Search the data for the word "going" and copy every line where it occurs.

Begin

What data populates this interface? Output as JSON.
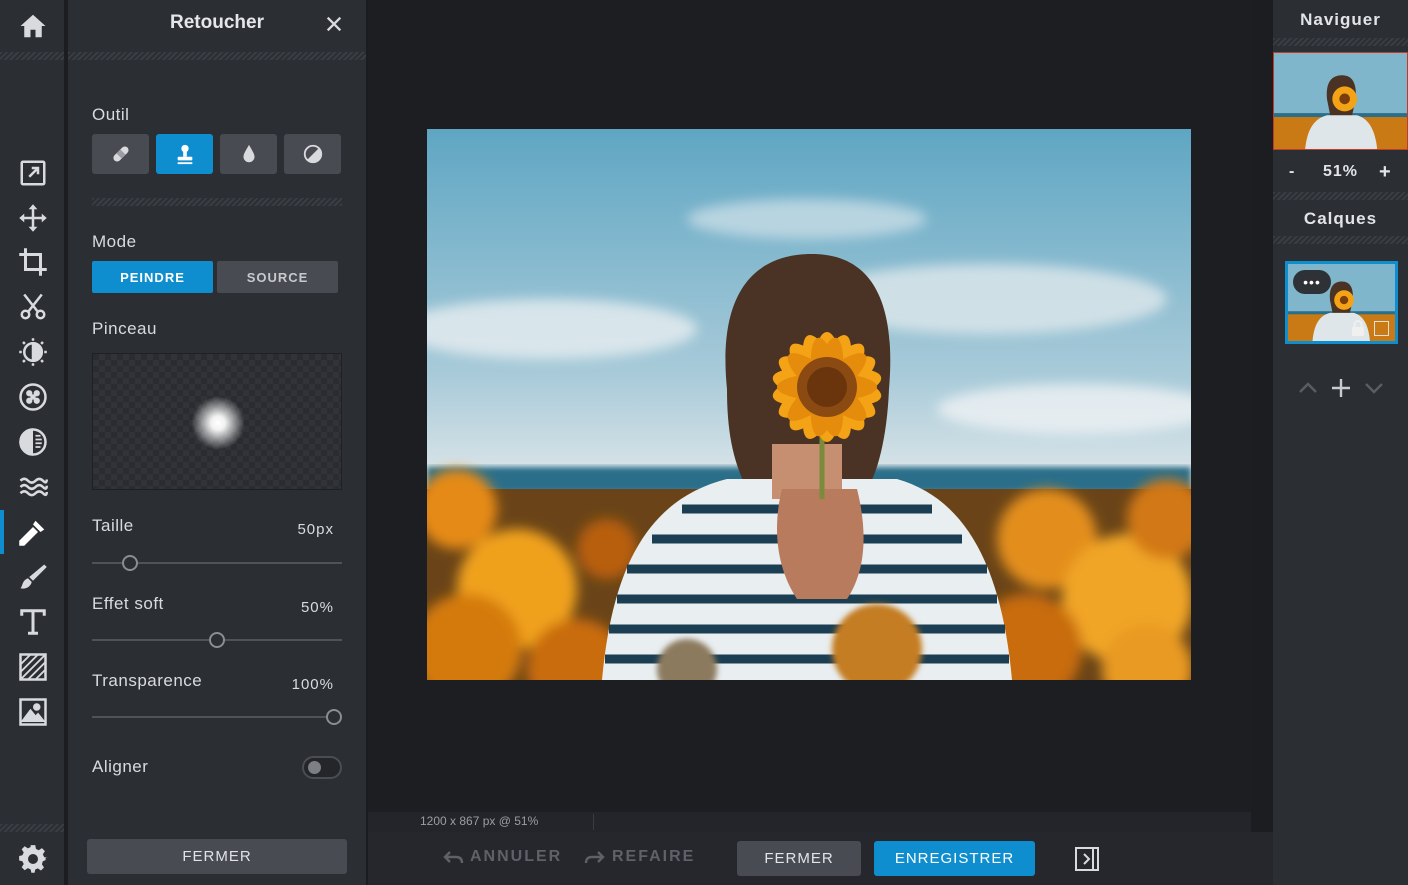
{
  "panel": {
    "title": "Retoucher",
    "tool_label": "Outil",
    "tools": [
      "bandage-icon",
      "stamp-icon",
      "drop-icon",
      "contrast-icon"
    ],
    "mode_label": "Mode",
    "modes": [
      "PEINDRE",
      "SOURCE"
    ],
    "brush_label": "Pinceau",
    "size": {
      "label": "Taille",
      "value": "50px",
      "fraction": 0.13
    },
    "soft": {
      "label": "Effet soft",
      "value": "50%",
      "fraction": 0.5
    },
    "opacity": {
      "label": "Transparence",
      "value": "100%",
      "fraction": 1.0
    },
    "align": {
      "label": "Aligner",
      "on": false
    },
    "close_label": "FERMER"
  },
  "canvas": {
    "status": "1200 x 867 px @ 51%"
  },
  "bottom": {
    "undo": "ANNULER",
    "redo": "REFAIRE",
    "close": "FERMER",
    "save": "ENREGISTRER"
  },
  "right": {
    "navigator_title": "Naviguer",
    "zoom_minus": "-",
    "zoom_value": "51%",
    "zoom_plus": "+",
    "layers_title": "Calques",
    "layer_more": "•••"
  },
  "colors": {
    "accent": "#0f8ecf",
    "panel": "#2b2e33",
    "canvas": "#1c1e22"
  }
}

End
Begin

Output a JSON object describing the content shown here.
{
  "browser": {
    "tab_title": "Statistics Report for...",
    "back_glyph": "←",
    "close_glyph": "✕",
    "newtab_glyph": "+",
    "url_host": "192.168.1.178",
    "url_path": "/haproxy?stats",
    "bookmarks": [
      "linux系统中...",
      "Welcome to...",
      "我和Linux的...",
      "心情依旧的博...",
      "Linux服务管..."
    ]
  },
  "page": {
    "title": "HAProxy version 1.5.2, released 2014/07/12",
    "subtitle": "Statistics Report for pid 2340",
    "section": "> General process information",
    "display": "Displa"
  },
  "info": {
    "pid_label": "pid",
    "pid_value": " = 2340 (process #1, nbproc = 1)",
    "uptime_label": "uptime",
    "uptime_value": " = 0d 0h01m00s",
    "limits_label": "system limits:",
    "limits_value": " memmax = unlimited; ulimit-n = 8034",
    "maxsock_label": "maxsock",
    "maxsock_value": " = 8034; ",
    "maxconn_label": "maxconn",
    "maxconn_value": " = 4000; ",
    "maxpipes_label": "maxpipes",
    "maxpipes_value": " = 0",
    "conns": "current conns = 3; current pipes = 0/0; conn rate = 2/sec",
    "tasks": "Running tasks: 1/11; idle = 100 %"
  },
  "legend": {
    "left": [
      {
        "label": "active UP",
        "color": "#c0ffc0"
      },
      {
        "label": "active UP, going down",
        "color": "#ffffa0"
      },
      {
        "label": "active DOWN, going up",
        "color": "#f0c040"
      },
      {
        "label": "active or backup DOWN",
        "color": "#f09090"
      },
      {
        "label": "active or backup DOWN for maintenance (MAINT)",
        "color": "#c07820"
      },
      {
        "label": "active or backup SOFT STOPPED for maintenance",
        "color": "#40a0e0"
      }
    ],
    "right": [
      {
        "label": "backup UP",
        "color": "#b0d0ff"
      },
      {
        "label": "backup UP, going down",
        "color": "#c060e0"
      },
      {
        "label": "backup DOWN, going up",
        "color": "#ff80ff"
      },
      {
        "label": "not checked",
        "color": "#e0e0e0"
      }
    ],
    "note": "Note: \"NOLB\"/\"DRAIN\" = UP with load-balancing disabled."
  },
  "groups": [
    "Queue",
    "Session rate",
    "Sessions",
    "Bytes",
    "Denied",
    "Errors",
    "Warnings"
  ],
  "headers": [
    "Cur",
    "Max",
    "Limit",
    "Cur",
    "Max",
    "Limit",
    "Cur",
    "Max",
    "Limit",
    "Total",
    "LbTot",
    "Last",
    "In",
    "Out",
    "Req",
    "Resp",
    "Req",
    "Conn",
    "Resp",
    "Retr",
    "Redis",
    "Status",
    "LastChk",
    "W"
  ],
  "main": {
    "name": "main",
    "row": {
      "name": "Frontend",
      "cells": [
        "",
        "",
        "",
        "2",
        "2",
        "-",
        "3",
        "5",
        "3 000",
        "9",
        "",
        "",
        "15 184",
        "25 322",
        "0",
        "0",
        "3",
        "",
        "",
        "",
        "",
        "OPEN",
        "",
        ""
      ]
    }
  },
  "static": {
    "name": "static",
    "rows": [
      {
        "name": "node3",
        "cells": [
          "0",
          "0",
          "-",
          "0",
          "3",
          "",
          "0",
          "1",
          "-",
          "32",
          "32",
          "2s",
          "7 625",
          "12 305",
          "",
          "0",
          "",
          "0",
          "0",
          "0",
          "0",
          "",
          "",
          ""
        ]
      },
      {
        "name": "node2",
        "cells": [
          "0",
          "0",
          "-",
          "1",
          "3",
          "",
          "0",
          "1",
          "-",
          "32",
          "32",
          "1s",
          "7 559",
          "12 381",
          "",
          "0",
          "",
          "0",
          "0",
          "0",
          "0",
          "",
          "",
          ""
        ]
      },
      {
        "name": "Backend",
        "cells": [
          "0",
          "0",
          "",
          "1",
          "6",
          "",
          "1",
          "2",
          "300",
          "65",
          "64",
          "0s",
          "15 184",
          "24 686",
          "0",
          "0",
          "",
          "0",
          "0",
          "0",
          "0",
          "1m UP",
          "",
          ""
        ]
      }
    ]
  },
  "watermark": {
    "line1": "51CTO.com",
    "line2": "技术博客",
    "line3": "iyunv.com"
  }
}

End
Begin

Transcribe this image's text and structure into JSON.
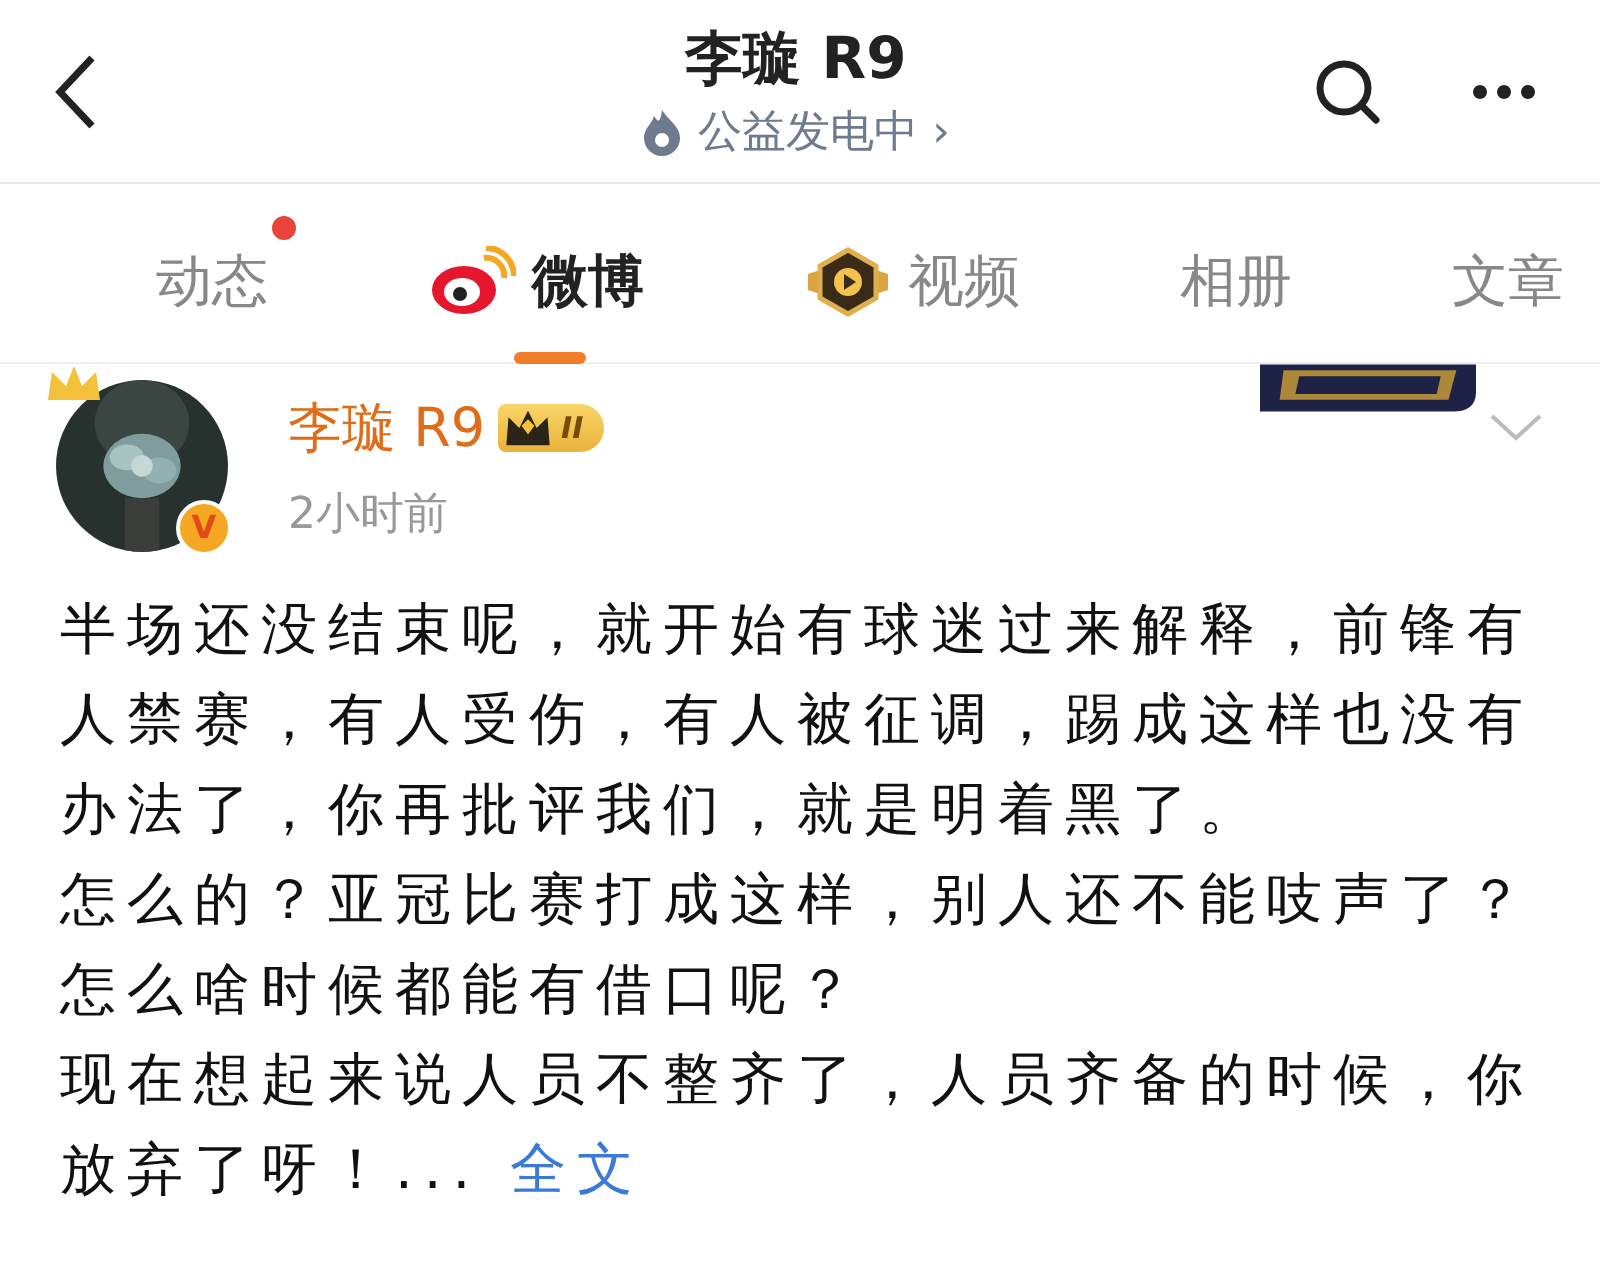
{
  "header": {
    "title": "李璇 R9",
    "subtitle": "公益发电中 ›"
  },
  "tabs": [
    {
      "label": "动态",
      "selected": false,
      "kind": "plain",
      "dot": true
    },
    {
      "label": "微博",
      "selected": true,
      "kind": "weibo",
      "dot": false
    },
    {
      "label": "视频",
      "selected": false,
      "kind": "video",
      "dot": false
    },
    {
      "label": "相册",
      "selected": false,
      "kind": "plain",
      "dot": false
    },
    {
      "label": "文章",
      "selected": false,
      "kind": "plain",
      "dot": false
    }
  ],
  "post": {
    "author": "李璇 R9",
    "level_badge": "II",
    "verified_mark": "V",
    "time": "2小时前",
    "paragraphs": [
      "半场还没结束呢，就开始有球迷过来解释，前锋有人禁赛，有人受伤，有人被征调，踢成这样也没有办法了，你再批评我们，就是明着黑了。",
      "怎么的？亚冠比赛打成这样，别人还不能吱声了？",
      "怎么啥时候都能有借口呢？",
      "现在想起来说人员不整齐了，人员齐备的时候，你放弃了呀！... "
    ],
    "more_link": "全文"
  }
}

End

**Worked solution:**
        "label": "active UP, going down",
        "label": "active DOWN, going up",
        "label": "backup UP, going down",
        "label": "backup DOWN, going up",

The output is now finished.